=== Data records ===
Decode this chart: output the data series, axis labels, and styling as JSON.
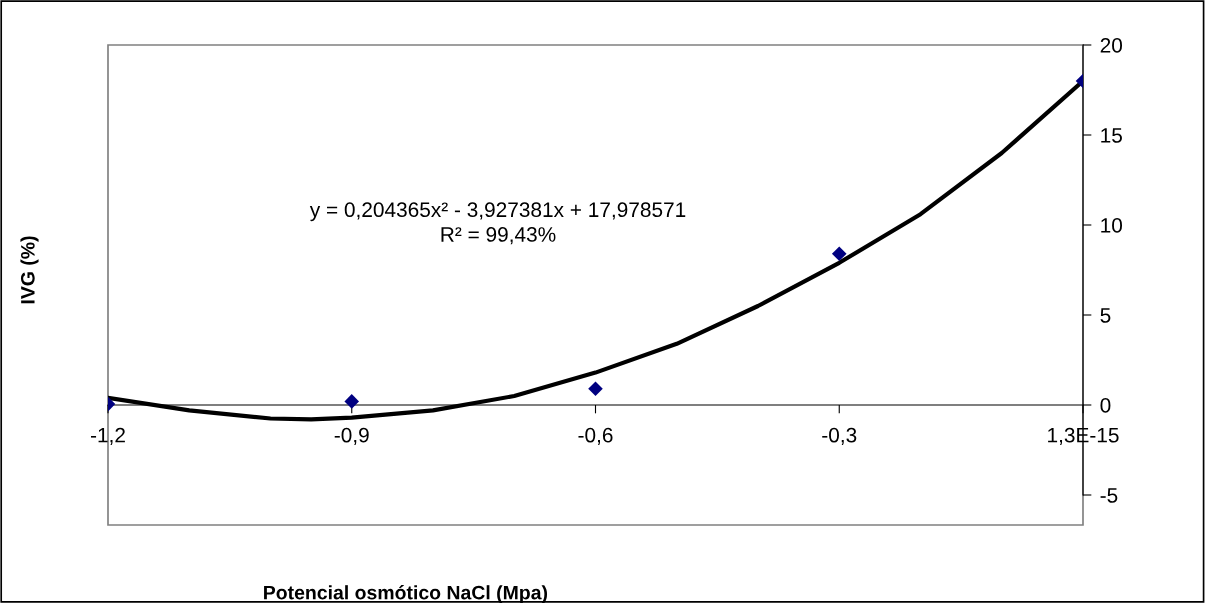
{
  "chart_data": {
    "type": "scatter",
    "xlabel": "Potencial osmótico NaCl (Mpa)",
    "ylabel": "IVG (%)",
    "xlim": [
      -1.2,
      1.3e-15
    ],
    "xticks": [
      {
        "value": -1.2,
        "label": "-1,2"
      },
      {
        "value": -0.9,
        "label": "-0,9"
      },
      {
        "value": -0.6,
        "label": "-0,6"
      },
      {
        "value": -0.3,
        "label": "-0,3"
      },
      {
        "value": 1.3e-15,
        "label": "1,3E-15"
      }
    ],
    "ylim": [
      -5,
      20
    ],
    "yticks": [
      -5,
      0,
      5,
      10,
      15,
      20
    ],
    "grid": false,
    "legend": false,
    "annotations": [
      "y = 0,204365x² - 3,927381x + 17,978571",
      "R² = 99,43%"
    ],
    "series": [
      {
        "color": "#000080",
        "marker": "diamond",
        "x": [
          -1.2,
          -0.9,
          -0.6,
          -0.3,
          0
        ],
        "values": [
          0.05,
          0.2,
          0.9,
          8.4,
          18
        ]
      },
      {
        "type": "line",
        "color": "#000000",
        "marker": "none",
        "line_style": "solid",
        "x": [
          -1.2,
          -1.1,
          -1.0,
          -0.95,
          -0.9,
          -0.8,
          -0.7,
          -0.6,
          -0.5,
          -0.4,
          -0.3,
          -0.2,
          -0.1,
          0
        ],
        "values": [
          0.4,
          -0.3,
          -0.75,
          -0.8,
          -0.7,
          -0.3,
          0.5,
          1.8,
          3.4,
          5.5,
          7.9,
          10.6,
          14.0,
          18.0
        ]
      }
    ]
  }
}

=== Task brief ===
Transcribe the full listing above exactly, with the images removed.

=== Exercise result ===
Decode this chart: output the data series, axis labels, and styling as JSON.
{
  "chart_data": {
    "type": "scatter",
    "xlabel": "Potencial osmótico NaCl (Mpa)",
    "ylabel": "IVG (%)",
    "xlim": [
      -1.2,
      1.3e-15
    ],
    "xticks": [
      {
        "value": -1.2,
        "label": "-1,2"
      },
      {
        "value": -0.9,
        "label": "-0,9"
      },
      {
        "value": -0.6,
        "label": "-0,6"
      },
      {
        "value": -0.3,
        "label": "-0,3"
      },
      {
        "value": 1.3e-15,
        "label": "1,3E-15"
      }
    ],
    "ylim": [
      -5,
      20
    ],
    "yticks": [
      -5,
      0,
      5,
      10,
      15,
      20
    ],
    "grid": false,
    "legend": false,
    "annotations": [
      "y = 0,204365x² - 3,927381x + 17,978571",
      "R² = 99,43%"
    ],
    "series": [
      {
        "color": "#000080",
        "marker": "diamond",
        "x": [
          -1.2,
          -0.9,
          -0.6,
          -0.3,
          0
        ],
        "values": [
          0.05,
          0.2,
          0.9,
          8.4,
          18
        ]
      },
      {
        "type": "line",
        "color": "#000000",
        "marker": "none",
        "line_style": "solid",
        "x": [
          -1.2,
          -1.1,
          -1.0,
          -0.95,
          -0.9,
          -0.8,
          -0.7,
          -0.6,
          -0.5,
          -0.4,
          -0.3,
          -0.2,
          -0.1,
          0
        ],
        "values": [
          0.4,
          -0.3,
          -0.75,
          -0.8,
          -0.7,
          -0.3,
          0.5,
          1.8,
          3.4,
          5.5,
          7.9,
          10.6,
          14.0,
          18.0
        ]
      }
    ]
  }
}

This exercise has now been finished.